The task
Each line containing the word "środowiskach" needs to be copied.

++++

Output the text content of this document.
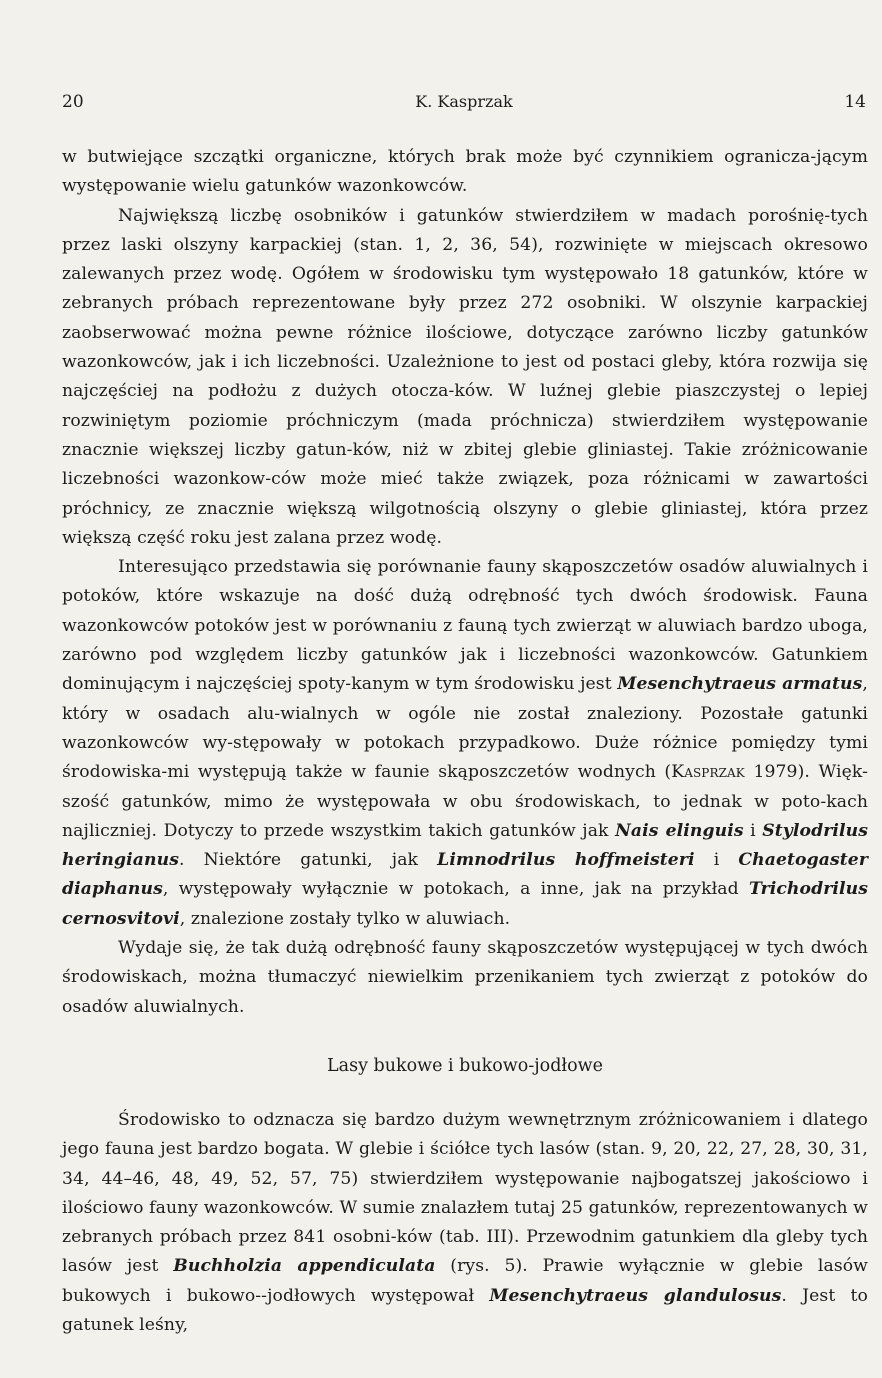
20	K. Kasprzak	14

w butwiejące szczątki organiczne, których brak może być czynnikiem ogranicza-jącym występowanie wielu gatunków wazonkowców.

Największą liczbę osobników i gatunków stwierdziłem w madach porośnię-tych przez laski olszyny karpackiej (stan. 1, 2, 36, 54), rozwinięte w miejscach okresowo zalewanych przez wodę. Ogółem w środowisku tym występowało 18 gatunków, które w zebranych próbach reprezentowane były przez 272 osobniki. W olszynie karpackiej zaobserwować można pewne różnice ilościowe, dotyczące zarówno liczby gatunków wazonkowców, jak i ich liczebności. Uzależnione to jest od postaci gleby, która rozwija się najczęściej na podłożu z dużych otocza-ków. W luźnej glebie piaszczystej o lepiej rozwiniętym poziomie próchniczym (mada próchnicza) stwierdziłem występowanie znacznie większej liczby gatun-ków, niż w zbitej glebie gliniastej. Takie zróżnicowanie liczebności wazonkow-ców może mieć także związek, poza różnicami w zawartości próchnicy, ze znacznie większą wilgotnością olszyny o glebie gliniastej, która przez większą część roku jest zalana przez wodę.

Interesująco przedstawia się porównanie fauny skąposzczetów osadów aluwialnych i potoków, które wskazuje na dość dużą odrębność tych dwóch środowisk. Fauna wazonkowców potoków jest w porównaniu z fauną tych zwierząt w aluwiach bardzo uboga, zarówno pod względem liczby gatunków jak i liczebności wazonkowców. Gatunkiem dominującym i najczęściej spoty-kanym w tym środowisku jest Mesenchytraeus armatus, który w osadach alu-wialnych w ogóle nie został znaleziony. Pozostałe gatunki wazonkowców wy-stępowały w potokach przypadkowo. Duże różnice pomiędzy tymi środowiska-mi występują także w faunie skąposzczetów wodnych (Kasprzak 1979). Więk-szość gatunków, mimo że występowała w obu środowiskach, to jednak w poto-kach najliczniej. Dotyczy to przede wszystkim takich gatunków jak Nais elinguis i Stylodrilus heringianus. Niektóre gatunki, jak Limnodrilus hoffmeisteri i Chaetogaster diaphanus, występowały wyłącznie w potokach, a inne, jak na przykład Trichodrilus cernosvitovi, znalezione zostały tylko w aluwiach.

Wydaje się, że tak dużą odrębność fauny skąposzczetów występującej w tych dwóch środowiskach, można tłumaczyć niewielkim przenikaniem tych zwierząt z potoków do osadów aluwialnych.

Lasy bukowe i bukowo-jodłowe

Środowisko to odznacza się bardzo dużym wewnętrznym zróżnicowaniem i dlatego jego fauna jest bardzo bogata. W glebie i ściółce tych lasów (stan. 9, 20, 22, 27, 28, 30, 31, 34, 44–46, 48, 49, 52, 57, 75) stwierdziłem występowanie najbogatszej jakościowo i ilościowo fauny wazonkowców. W sumie znalazłem tutaj 25 gatunków, reprezentowanych w zebranych próbach przez 841 osobni-ków (tab. III). Przewodnim gatunkiem dla gleby tych lasów jest Buchholzia appendiculata (rys. 5). Prawie wyłącznie w glebie lasów bukowych i bukowo--jodłowych występował Mesenchytraeus glandulosus. Jest to gatunek leśny,
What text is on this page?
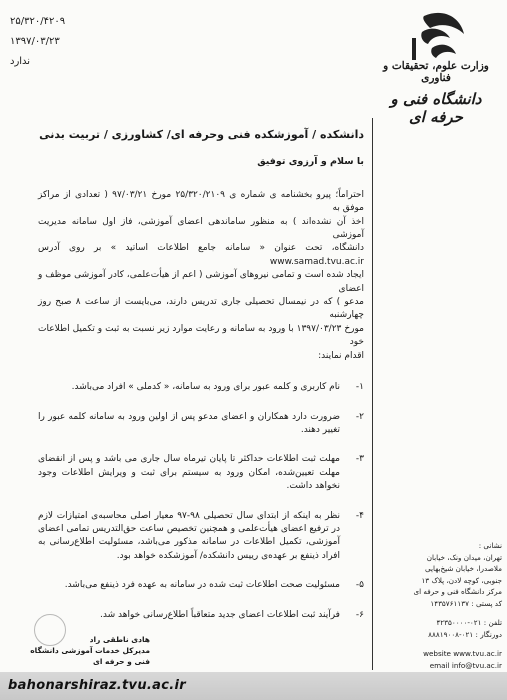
۲۵/۳۲۰/۴۲۰۹
۱۳۹۷/۰۳/۲۳
ندارد	وزارت علوم، تحقیقات و فناوری
دانشگاه فنی و حرفه ای
دانشکده / آموزشکده فنی وحرفه ای/ کشاورزی / تربیت بدنی
با سلام و آرزوی توفیق

احتراماً؛ پیرو بخشنامه ی شماره ی ۲۵/۳۲۰/۲۱۰۹ مورخ ۹۷/۰۳/۲۱ ( تعدادی از مراکز موفق به

اخذ آن نشده‌اند ) به منظور ساماندهی اعضای آموزشی، فاز اول سامانه مدیریت آموزشی

دانشگاه، تحت عنوان « سامانه جامع اطلاعات اساتید » بر روی آدرس www.samad.tvu.ac.ir

ایجاد شده است و تمامی نیروهای آموزشی ( اعم از هیأت‌علمی، کادر آموزشی موظف و اعضای

مدعو ) که در نیمسال تحصیلی جاری تدریس دارند، می‌بایست از ساعت ۸ صبح روز چهارشنبه

مورخ ۱۳۹۷/۰۳/۲۳ با ورود به سامانه و رعایت موارد زیر نسبت به ثبت و تکمیل اطلاعات خود

اقدام نمایند:

۱-
نام کاربری و کلمه عبور برای ورود به سامانه، « کدملی » افراد می‌باشد.
۲-
ضرورت دارد همکاران و اعضای مدعو پس از اولین ورود به سامانه کلمه عبور را تغییر دهند.
۳-
مهلت ثبت اطلاعات حداکثر تا پایان تیرماه سال جاری می باشد و پس از انقضای مهلت تعیین‌شده، امکان ورود به سیستم برای ثبت و ویرایش اطلاعات وجود نخواهد داشت.
۴-
نظر به اینکه از ابتدای سال تحصیلی ۹۸-۹۷ معیار اصلی محاسبه‌ی امتیازات لازم در ترفیع اعضای هیأت‌علمی و همچنین تخصیص ساعت حق‌التدریس تمامی اعضای آموزشی، تکمیل اطلاعات در سامانه مذکور می‌باشد، مسئولیت اطلاع‌رسانی به افراد ذینفع بر عهده‌ی رییس دانشکده/ آموزشکده خواهد بود.
۵-
مسئولیت صحت اطلاعات ثبت شده در سامانه به عهده فرد ذینفع می‌باشد.
۶-
فرآیند ثبت اطلاعات اعضای جدید متعاقباً اطلاع‌رسانی خواهد شد.
هادی ناطقی راد
مدیرکل خدمات آموزشی دانشگاه فنی و حرفه ای
نشانی :
تهران، میدان ونک، خیابان
ملاصدرا، خیابان شیخ‌بهایی
جنوبی، کوچه لادن، پلاک ۱۳
مرکز دانشگاه فنی و حرفه ای
کد پستی : ۱۴۳۵۷۶۱۱۳۷
تلفن : ۰۲۱-۴۲۳۵۰۰۰۰
دورنگار : ۰۲۱-۸۸۸۱۹۰۰۸
website www.tvu.ac.ir
email info@tvu.ac.ir
bahonarshiraz.tvu.ac.ir
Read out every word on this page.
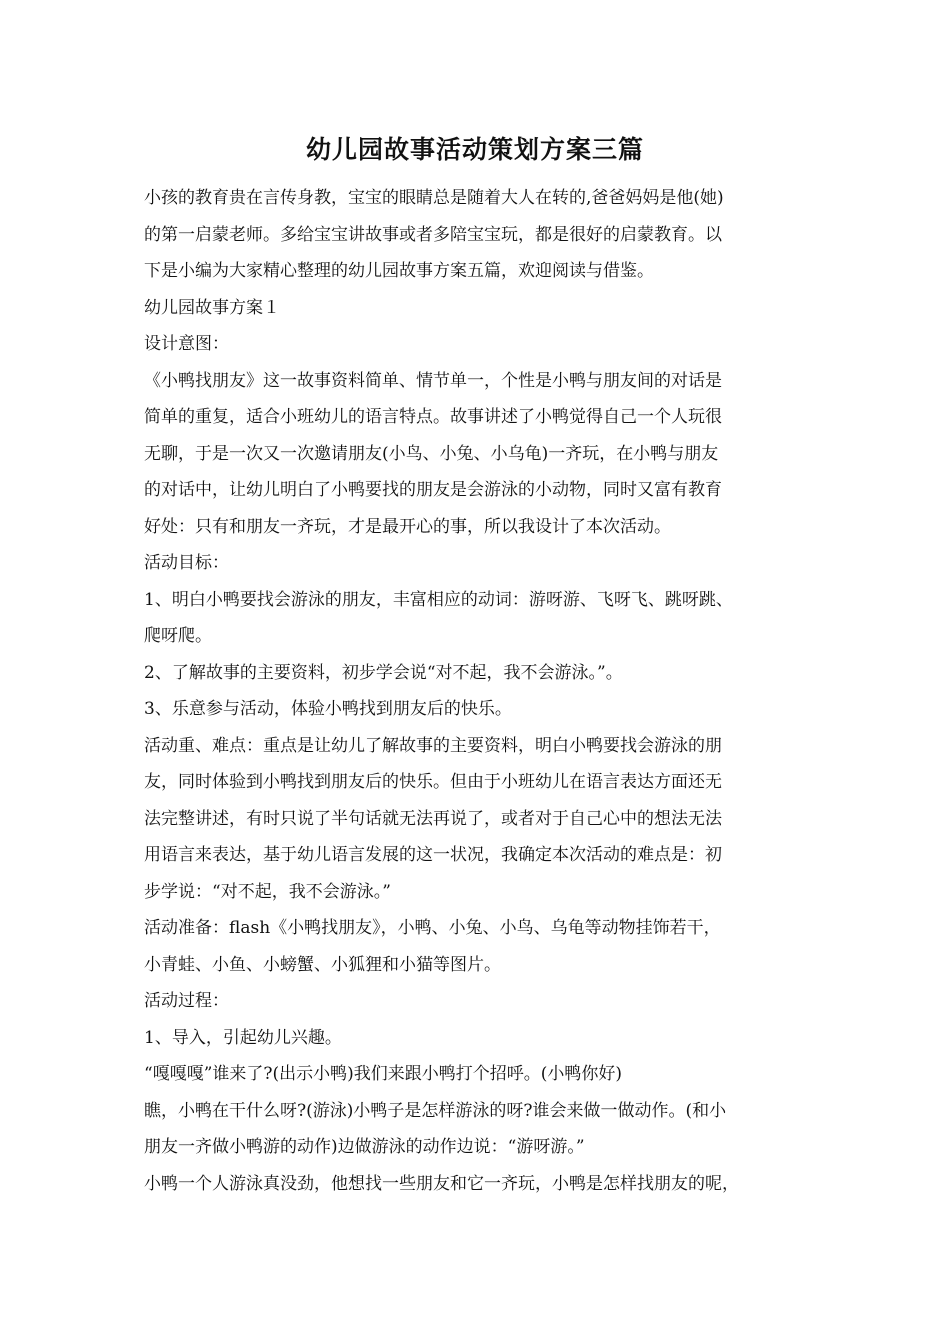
幼儿园故事活动策划方案三篇

小孩的教育贵在言传身教，宝宝的眼睛总是随着大人在转的,爸爸妈妈是他(她)
的第一启蒙老师。多给宝宝讲故事或者多陪宝宝玩，都是很好的启蒙教育。以
下是小编为大家精心整理的幼儿园故事方案五篇，欢迎阅读与借鉴。

幼儿园故事方案１

设计意图：

《小鸭找朋友》这一故事资料简单、情节单一，个性是小鸭与朋友间的对话是
简单的重复，适合小班幼儿的语言特点。故事讲述了小鸭觉得自己一个人玩很
无聊，于是一次又一次邀请朋友(小鸟、小兔、小乌龟)一齐玩，在小鸭与朋友
的对话中，让幼儿明白了小鸭要找的朋友是会游泳的小动物，同时又富有教育
好处：只有和朋友一齐玩，才是最开心的事，所以我设计了本次活动。

活动目标：

1、明白小鸭要找会游泳的朋友，丰富相应的动词：游呀游、飞呀飞、跳呀跳、
爬呀爬。

2、了解故事的主要资料，初步学会说“对不起，我不会游泳。”。

3、乐意参与活动，体验小鸭找到朋友后的快乐。

活动重、难点：重点是让幼儿了解故事的主要资料，明白小鸭要找会游泳的朋
友，同时体验到小鸭找到朋友后的快乐。但由于小班幼儿在语言表达方面还无
法完整讲述，有时只说了半句话就无法再说了，或者对于自己心中的想法无法
用语言来表达，基于幼儿语言发展的这一状况，我确定本次活动的难点是：初
步学说：“对不起，我不会游泳。”

活动准备：flash《小鸭找朋友》，小鸭、小兔、小鸟、乌龟等动物挂饰若干，
小青蛙、小鱼、小螃蟹、小狐狸和小猫等图片。

活动过程：

1、导入，引起幼儿兴趣。

“嘎嘎嘎”谁来了?(出示小鸭)我们来跟小鸭打个招呼。(小鸭你好)

瞧，小鸭在干什么呀?(游泳)小鸭子是怎样游泳的呀?谁会来做一做动作。(和小
朋友一齐做小鸭游的动作)边做游泳的动作边说：“游呀游。”

小鸭一个人游泳真没劲，他想找一些朋友和它一齐玩，小鸭是怎样找朋友的呢，
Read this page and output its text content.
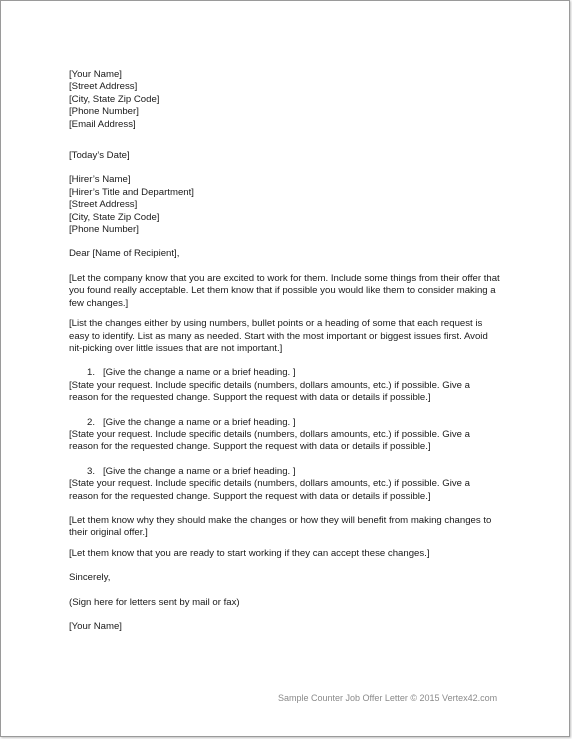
[Your Name]
[Street Address]
[City, State Zip Code]
[Phone Number]
[Email Address]
[Today’s Date]
[Hirer’s Name]
[Hirer’s Title and Department]
[Street Address]
[City, State Zip Code]
[Phone Number]
Dear [Name of Recipient],

[Let the company know that you are excited to work for them. Include some things from their offer that you found really acceptable. Let them know that if possible you would like them to consider making a few changes.]

[List the changes either by using numbers, bullet points or a heading of some that each request is easy to identify. List as many as needed. Start with the most important or biggest issues first. Avoid nit-picking over little issues that are not important.]

1. [Give the change a name or a brief heading. ]

[State your request. Include specific details (numbers, dollars amounts, etc.) if possible. Give a reason for the requested change. Support the request with data or details if possible.]

2. [Give the change a name or a brief heading. ]

[State your request. Include specific details (numbers, dollars amounts, etc.) if possible. Give a reason for the requested change. Support the request with data or details if possible.]

3. [Give the change a name or a brief heading. ]

[State your request. Include specific details (numbers, dollars amounts, etc.) if possible. Give a reason for the requested change. Support the request with data or details if possible.]

[Let them know why they should make the changes or how they will benefit from making changes to their original offer.]

[Let them know that you are ready to start working if they can accept these changes.]

Sincerely,
(Sign here for letters sent by mail or fax)
[Your Name]
Sample Counter Job Offer Letter © 2015 Vertex42.com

++++

Exercise solution
Interesująco przedstawia się porównanie fauny skąposzczetów osadów aluwialnych i potoków, które wskazuje na dość dużą odrębność tych dwóch środowisk. Fauna wazonkowców potoków jest w porównaniu z fauną tych zwierząt w aluwiach bardzo uboga, zarówno pod względem liczby gatunków jak i liczebności wazonkowców. Gatunkiem dominującym i najczęściej spoty-kanym w tym środowisku jest Mesenchytraeus armatus, który w osadach alu-wialnych w ogóle nie został znaleziony. Pozostałe gatunki wazonkowców wy-stępowały w potokach przypadkowo. Duże różnice pomiędzy tymi środowiska-mi występują także w faunie skąposzczetów wodnych (Kasprzak 1979). Więk-szość gatunków, mimo że występowała w obu środowiskach, to jednak w poto-kach najliczniej. Dotyczy to przede wszystkim takich gatunków jak Nais elinguis i Stylodrilus heringianus. Niektóre gatunki, jak Limnodrilus hoffmeisteri i Chaetogaster diaphanus, występowały wyłącznie w potokach, a inne, jak na przykład Trichodrilus cernosvitovi, znalezione zostały tylko w aluwiach.
Wydaje się, że tak dużą odrębność fauny skąposzczetów występującej w tych dwóch środowiskach, można tłumaczyć niewielkim przenikaniem tych zwierząt z potoków do osadów aluwialnych.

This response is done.